§ **AIM OF THE TASK**: Present each line of the entries below that holds the word "axis".

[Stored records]
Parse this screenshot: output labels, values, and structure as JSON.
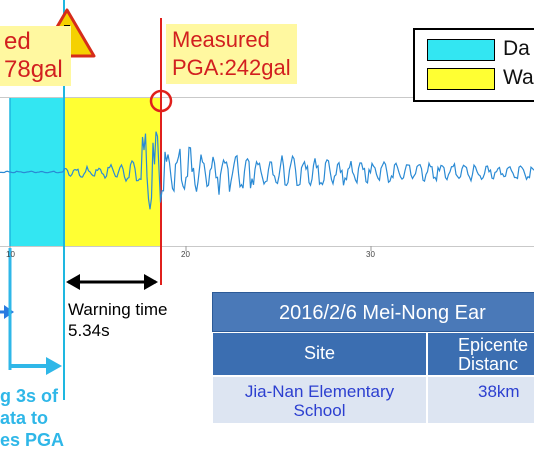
{
  "labels": {
    "left_label_line1": "ed",
    "left_label_line2": "78gal",
    "measured_line1": "Measured",
    "measured_line2": "PGA:242gal",
    "warning_time_line1": "Warning time",
    "warning_time_line2": "5.34s",
    "note_line1": "g 3s of",
    "note_line2": "ata to",
    "note_line3": "es PGA"
  },
  "legend": {
    "items": [
      {
        "label": "Da",
        "color": "#33e6f2"
      },
      {
        "label": "Wa",
        "color": "#ffff33"
      }
    ]
  },
  "axis": {
    "ticks": [
      "10",
      "20",
      "30"
    ]
  },
  "table": {
    "title": "2016/2/6 Mei-Nong Ear",
    "headers": [
      "Site",
      "Epicente\nDistanc"
    ],
    "rows": [
      [
        "Jia-Nan Elementary\nSchool",
        "38km"
      ]
    ]
  },
  "colors": {
    "cyan_region": "#33e6f2",
    "yellow_region": "#ffff33",
    "trace": "#2a8ad4",
    "marker_red": "#e0201c",
    "warning_icon": "#f5d100"
  },
  "chart_data": {
    "type": "line",
    "title": "",
    "xlabel": "",
    "ylabel": "",
    "xlim": [
      9.5,
      38.5
    ],
    "x_ticks": [
      10,
      20,
      30
    ],
    "series": [
      {
        "values_description": "seismic waveform trace"
      }
    ]
  }
}
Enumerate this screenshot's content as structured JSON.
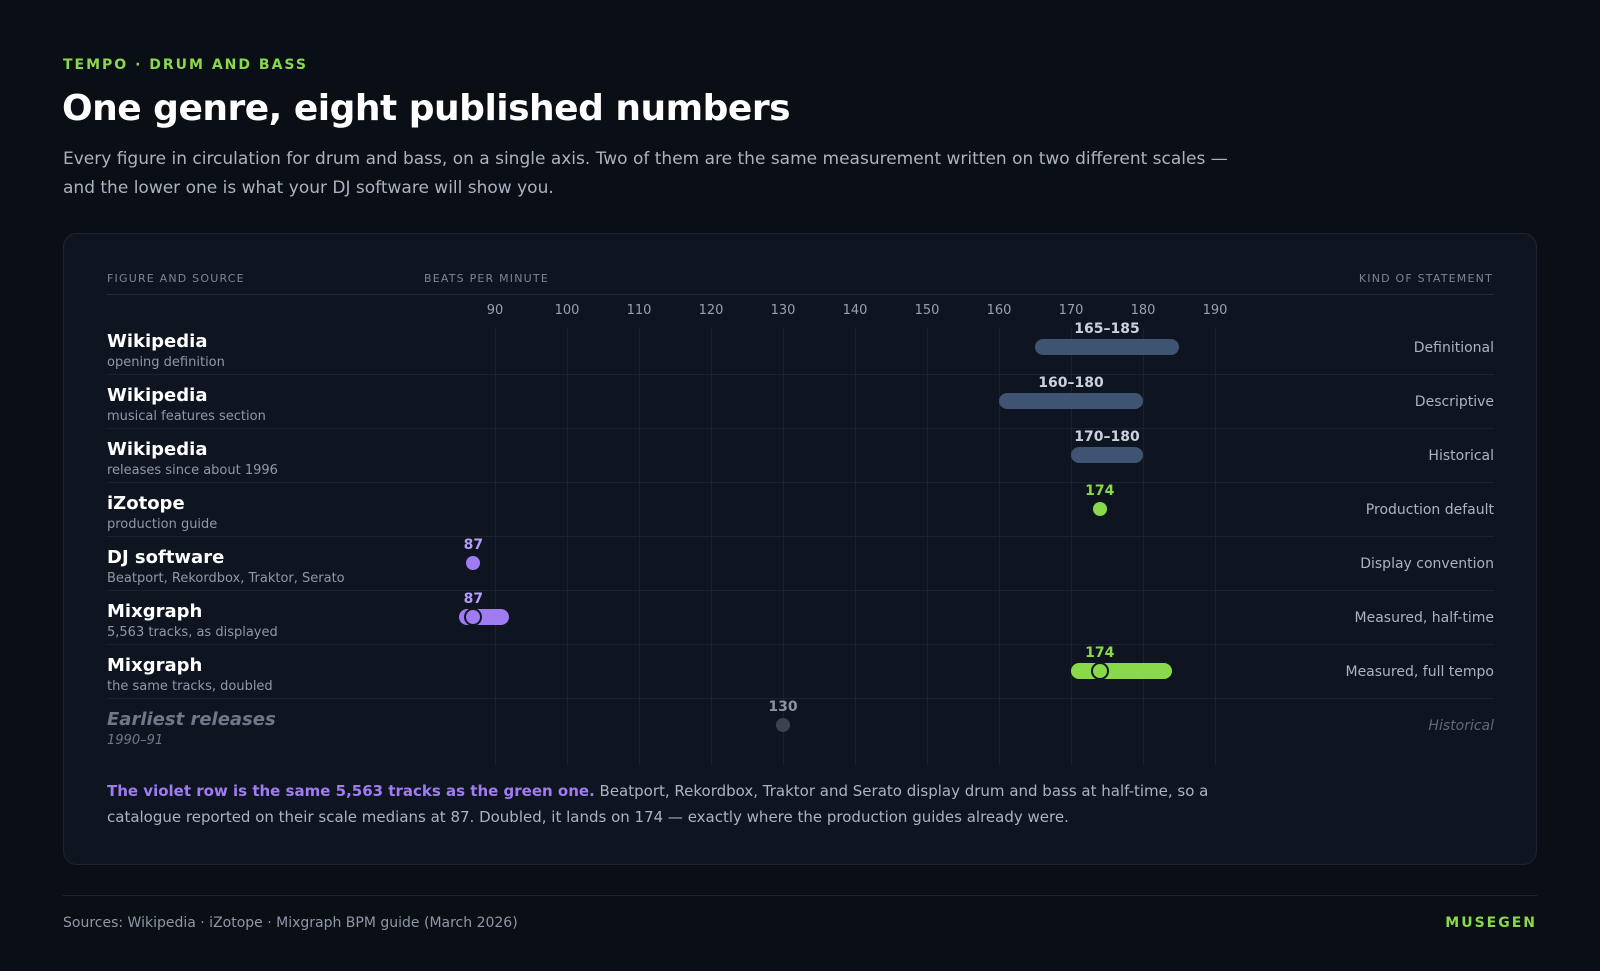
{
  "header": {
    "eyebrow": "TEMPO · DRUM AND BASS",
    "title": "One genre, eight published numbers",
    "subtitle": "Every figure in circulation for drum and bass, on a single axis. Two of them are the same measurement written on two different scales — and the lower one is what your DJ software will show you."
  },
  "columns": {
    "source": "FIGURE AND SOURCE",
    "axis": "BEATS PER MINUTE",
    "kind": "KIND OF STATEMENT"
  },
  "colors": {
    "range": "#3e5472",
    "green": "#8ad94a",
    "violet": "#a07cf3",
    "muted": "#3a4352"
  },
  "chart_data": {
    "type": "scatter",
    "x_unit": "BPM",
    "xlim": [
      85,
      195
    ],
    "ticks": [
      90,
      100,
      110,
      120,
      130,
      140,
      150,
      160,
      170,
      180,
      190
    ],
    "rows": [
      {
        "source": "Wikipedia",
        "detail": "opening definition",
        "kind": "Definitional",
        "label": "165–185",
        "min": 165,
        "max": 185,
        "color": "range",
        "muted": false
      },
      {
        "source": "Wikipedia",
        "detail": "musical features section",
        "kind": "Descriptive",
        "label": "160–180",
        "min": 160,
        "max": 180,
        "color": "range",
        "muted": false
      },
      {
        "source": "Wikipedia",
        "detail": "releases since about 1996",
        "kind": "Historical",
        "label": "170–180",
        "min": 170,
        "max": 180,
        "color": "range",
        "muted": false
      },
      {
        "source": "iZotope",
        "detail": "production guide",
        "kind": "Production default",
        "label": "174",
        "value": 174,
        "color": "green",
        "muted": false
      },
      {
        "source": "DJ software",
        "detail": "Beatport, Rekordbox, Traktor, Serato",
        "kind": "Display convention",
        "label": "87",
        "value": 87,
        "color": "violet",
        "muted": false
      },
      {
        "source": "Mixgraph",
        "detail": "5,563 tracks, as displayed",
        "kind": "Measured, half-time",
        "label": "87",
        "value": 87,
        "min": 85,
        "max": 92,
        "color": "violet",
        "muted": false
      },
      {
        "source": "Mixgraph",
        "detail": "the same tracks, doubled",
        "kind": "Measured, full tempo",
        "label": "174",
        "value": 174,
        "min": 170,
        "max": 184,
        "color": "green",
        "muted": false
      },
      {
        "source": "Earliest releases",
        "detail": "1990–91",
        "kind": "Historical",
        "label": "130",
        "value": 130,
        "color": "muted",
        "muted": true
      }
    ]
  },
  "note": {
    "lead": "The violet row is the same 5,563 tracks as the green one.",
    "body": " Beatport, Rekordbox, Traktor and Serato display drum and bass at half-time, so a catalogue reported on their scale medians at 87. Doubled, it lands on 174 — exactly where the production guides already were."
  },
  "footer": {
    "sources": "Sources: Wikipedia · iZotope · Mixgraph BPM guide (March 2026)",
    "brand": "MUSEGEN"
  }
}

§ **FULL SOLUTION**:
  "axis": {
    "subtitle": "Every figure in circulation for drum and bass, on a single axis. Two of them are the same measurement written on two different scales — and the lower one is what your DJ software will show you."
    "axis": "BEATS PER MINUTE",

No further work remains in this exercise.